### Task directions
All entries are to be given again verbatim.

━━━━━━━━━━━━━━━━━━━━

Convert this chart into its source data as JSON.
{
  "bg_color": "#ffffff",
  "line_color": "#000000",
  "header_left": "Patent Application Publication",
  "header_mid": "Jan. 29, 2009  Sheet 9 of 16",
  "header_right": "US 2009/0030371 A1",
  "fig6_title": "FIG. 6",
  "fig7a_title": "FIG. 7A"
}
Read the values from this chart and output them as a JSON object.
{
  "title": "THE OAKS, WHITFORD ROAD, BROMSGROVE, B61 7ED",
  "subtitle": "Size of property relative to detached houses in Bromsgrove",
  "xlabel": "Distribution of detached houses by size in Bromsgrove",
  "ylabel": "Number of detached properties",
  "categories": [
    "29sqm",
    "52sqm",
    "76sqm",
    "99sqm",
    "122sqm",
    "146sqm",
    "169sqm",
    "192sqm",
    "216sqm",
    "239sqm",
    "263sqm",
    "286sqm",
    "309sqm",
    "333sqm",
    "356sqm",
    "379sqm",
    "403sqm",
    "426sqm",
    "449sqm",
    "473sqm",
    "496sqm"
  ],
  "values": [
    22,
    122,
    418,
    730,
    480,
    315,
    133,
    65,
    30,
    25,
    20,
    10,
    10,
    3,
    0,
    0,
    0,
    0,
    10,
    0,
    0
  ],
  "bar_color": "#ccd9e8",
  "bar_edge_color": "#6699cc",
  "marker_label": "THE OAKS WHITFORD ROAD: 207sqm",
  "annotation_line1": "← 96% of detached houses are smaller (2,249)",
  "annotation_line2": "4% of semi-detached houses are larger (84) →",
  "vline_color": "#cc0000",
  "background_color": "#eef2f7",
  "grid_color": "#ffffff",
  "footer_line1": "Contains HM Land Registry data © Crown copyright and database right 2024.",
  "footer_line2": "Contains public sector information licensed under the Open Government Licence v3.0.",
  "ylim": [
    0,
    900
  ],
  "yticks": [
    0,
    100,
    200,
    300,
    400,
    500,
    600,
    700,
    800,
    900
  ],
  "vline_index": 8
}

━━━━━━━━━━━━━━━━━━━━

### Reply to the task
Convert this chart into its source data as JSON.
{
  "bg_color": "#ffffff",
  "line_color": "#000000",
  "header_left": "Patent Application Publication",
  "header_mid": "Jan. 29, 2009  Sheet 9 of 16",
  "header_right": "US 2009/0030371 A1",
  "fig6_title": "FIG. 6",
  "fig7a_title": "FIG. 7A"
}
Read the values from this chart and output them as a JSON object.
{
  "title": "THE OAKS, WHITFORD ROAD, BROMSGROVE, B61 7ED",
  "subtitle": "Size of property relative to detached houses in Bromsgrove",
  "xlabel": "Distribution of detached houses by size in Bromsgrove",
  "ylabel": "Number of detached properties",
  "categories": [
    "29sqm",
    "52sqm",
    "76sqm",
    "99sqm",
    "122sqm",
    "146sqm",
    "169sqm",
    "192sqm",
    "216sqm",
    "239sqm",
    "263sqm",
    "286sqm",
    "309sqm",
    "333sqm",
    "356sqm",
    "379sqm",
    "403sqm",
    "426sqm",
    "449sqm",
    "473sqm",
    "496sqm"
  ],
  "values": [
    22,
    122,
    418,
    730,
    480,
    315,
    133,
    65,
    30,
    25,
    20,
    10,
    10,
    3,
    0,
    0,
    0,
    0,
    10,
    0,
    0
  ],
  "bar_color": "#ccd9e8",
  "bar_edge_color": "#6699cc",
  "marker_label": "THE OAKS WHITFORD ROAD: 207sqm",
  "annotation_line1": "← 96% of detached houses are smaller (2,249)",
  "annotation_line2": "4% of semi-detached houses are larger (84) →",
  "vline_color": "#cc0000",
  "background_color": "#eef2f7",
  "grid_color": "#ffffff",
  "footer_line1": "Contains HM Land Registry data © Crown copyright and database right 2024.",
  "footer_line2": "Contains public sector information licensed under the Open Government Licence v3.0.",
  "ylim": [
    0,
    900
  ],
  "yticks": [
    0,
    100,
    200,
    300,
    400,
    500,
    600,
    700,
    800,
    900
  ],
  "vline_index": 8
}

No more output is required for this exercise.